───── SUPPLIED ENTRIES ─────

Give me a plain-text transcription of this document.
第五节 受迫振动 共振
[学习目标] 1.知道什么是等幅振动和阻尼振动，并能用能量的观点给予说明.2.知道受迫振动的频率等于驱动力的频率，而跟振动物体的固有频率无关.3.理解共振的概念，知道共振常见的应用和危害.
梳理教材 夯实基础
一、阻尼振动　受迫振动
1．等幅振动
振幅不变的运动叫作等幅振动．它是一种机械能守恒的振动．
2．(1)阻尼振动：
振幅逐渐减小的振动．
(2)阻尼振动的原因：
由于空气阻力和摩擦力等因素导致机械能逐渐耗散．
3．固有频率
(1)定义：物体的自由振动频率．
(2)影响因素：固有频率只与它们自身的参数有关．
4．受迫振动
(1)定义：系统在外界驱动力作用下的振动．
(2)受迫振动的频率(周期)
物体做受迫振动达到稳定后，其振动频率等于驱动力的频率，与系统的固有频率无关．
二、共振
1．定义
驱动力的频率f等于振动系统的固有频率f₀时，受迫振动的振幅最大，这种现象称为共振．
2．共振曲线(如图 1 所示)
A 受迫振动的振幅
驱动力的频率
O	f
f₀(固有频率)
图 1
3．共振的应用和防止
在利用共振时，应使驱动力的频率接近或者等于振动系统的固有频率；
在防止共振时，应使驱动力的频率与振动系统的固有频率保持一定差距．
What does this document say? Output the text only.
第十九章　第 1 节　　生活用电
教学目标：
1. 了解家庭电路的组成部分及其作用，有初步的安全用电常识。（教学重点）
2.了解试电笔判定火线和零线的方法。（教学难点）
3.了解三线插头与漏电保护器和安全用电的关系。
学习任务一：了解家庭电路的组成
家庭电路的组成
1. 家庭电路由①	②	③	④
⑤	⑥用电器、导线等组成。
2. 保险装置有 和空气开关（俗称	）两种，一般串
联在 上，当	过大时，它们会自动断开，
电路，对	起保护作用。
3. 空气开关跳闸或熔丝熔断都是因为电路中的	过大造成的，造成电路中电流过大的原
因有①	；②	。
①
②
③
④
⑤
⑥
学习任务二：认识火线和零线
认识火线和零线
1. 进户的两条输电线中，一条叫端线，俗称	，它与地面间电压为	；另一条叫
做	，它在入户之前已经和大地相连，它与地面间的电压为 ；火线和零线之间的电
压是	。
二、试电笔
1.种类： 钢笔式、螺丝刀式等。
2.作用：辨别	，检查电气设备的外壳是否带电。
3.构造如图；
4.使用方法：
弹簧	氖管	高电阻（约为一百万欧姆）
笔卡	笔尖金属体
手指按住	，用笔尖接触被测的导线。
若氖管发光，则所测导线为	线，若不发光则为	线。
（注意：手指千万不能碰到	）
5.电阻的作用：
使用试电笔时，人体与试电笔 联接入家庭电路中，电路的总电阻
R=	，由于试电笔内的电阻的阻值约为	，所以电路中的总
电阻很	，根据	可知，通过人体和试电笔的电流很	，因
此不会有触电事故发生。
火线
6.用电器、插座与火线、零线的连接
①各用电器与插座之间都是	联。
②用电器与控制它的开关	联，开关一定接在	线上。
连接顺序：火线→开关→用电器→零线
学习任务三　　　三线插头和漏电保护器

─────

DIRECTION:
Word for word, extract all the records.

FINISHED EXERCISE:
Give me a plain-text transcription of this document.
第五节 受迫振动 共振
[学习目标] 1.知道什么是等幅振动和阻尼振动，并能用能量的观点给予说明.2.知道受迫振动的频率等于驱动力的频率，而跟振动物体的固有频率无关.3.理解共振的概念，知道共振常见的应用和危害.
梳理教材 夯实基础
一、阻尼振动　受迫振动
1．等幅振动
振幅不变的运动叫作等幅振动．它是一种机械能守恒的振动．
2．(1)阻尼振动：
振幅逐渐减小的振动．
(2)阻尼振动的原因：
由于空气阻力和摩擦力等因素导致机械能逐渐耗散．
3．固有频率
(1)定义：物体的自由振动频率．
(2)影响因素：固有频率只与它们自身的参数有关．
4．受迫振动
(1)定义：系统在外界驱动力作用下的振动．
(2)受迫振动的频率(周期)
物体做受迫振动达到稳定后，其振动频率等于驱动力的频率，与系统的固有频率无关．
二、共振
1．定义
驱动力的频率f等于振动系统的固有频率f₀时，受迫振动的振幅最大，这种现象称为共振．
2．共振曲线(如图 1 所示)
A 受迫振动的振幅
驱动力的频率
O	f
f₀(固有频率)
图 1
3．共振的应用和防止
在利用共振时，应使驱动力的频率接近或者等于振动系统的固有频率；
在防止共振时，应使驱动力的频率与振动系统的固有频率保持一定差距．
What does this document say? Output the text only.
第十九章　第 1 节　　生活用电
教学目标：
1. 了解家庭电路的组成部分及其作用，有初步的安全用电常识。（教学重点）
2.了解试电笔判定火线和零线的方法。（教学难点）
3.了解三线插头与漏电保护器和安全用电的关系。
学习任务一：了解家庭电路的组成
家庭电路的组成
1. 家庭电路由①	②	③	④
⑤	⑥用电器、导线等组成。
2. 保险装置有 和空气开关（俗称	）两种，一般串
联在 上，当	过大时，它们会自动断开，
电路，对	起保护作用。
3. 空气开关跳闸或熔丝熔断都是因为电路中的	过大造成的，造成电路中电流过大的原
因有①	；②	。
①
②
③
④
⑤
⑥
学习任务二：认识火线和零线
认识火线和零线
1. 进户的两条输电线中，一条叫端线，俗称	，它与地面间电压为	；另一条叫
做	，它在入户之前已经和大地相连，它与地面间的电压为 ；火线和零线之间的电
压是	。
二、试电笔
1.种类： 钢笔式、螺丝刀式等。
2.作用：辨别	，检查电气设备的外壳是否带电。
3.构造如图；
4.使用方法：
弹簧	氖管	高电阻（约为一百万欧姆）
笔卡	笔尖金属体
手指按住	，用笔尖接触被测的导线。
若氖管发光，则所测导线为	线，若不发光则为	线。
（注意：手指千万不能碰到	）
5.电阻的作用：
使用试电笔时，人体与试电笔 联接入家庭电路中，电路的总电阻
R=	，由于试电笔内的电阻的阻值约为	，所以电路中的总
电阻很	，根据	可知，通过人体和试电笔的电流很	，因
此不会有触电事故发生。
火线
6.用电器、插座与火线、零线的连接
①各用电器与插座之间都是	联。
②用电器与控制它的开关	联，开关一定接在	线上。
连接顺序：火线→开关→用电器→零线
学习任务三　　　三线插头和漏电保护器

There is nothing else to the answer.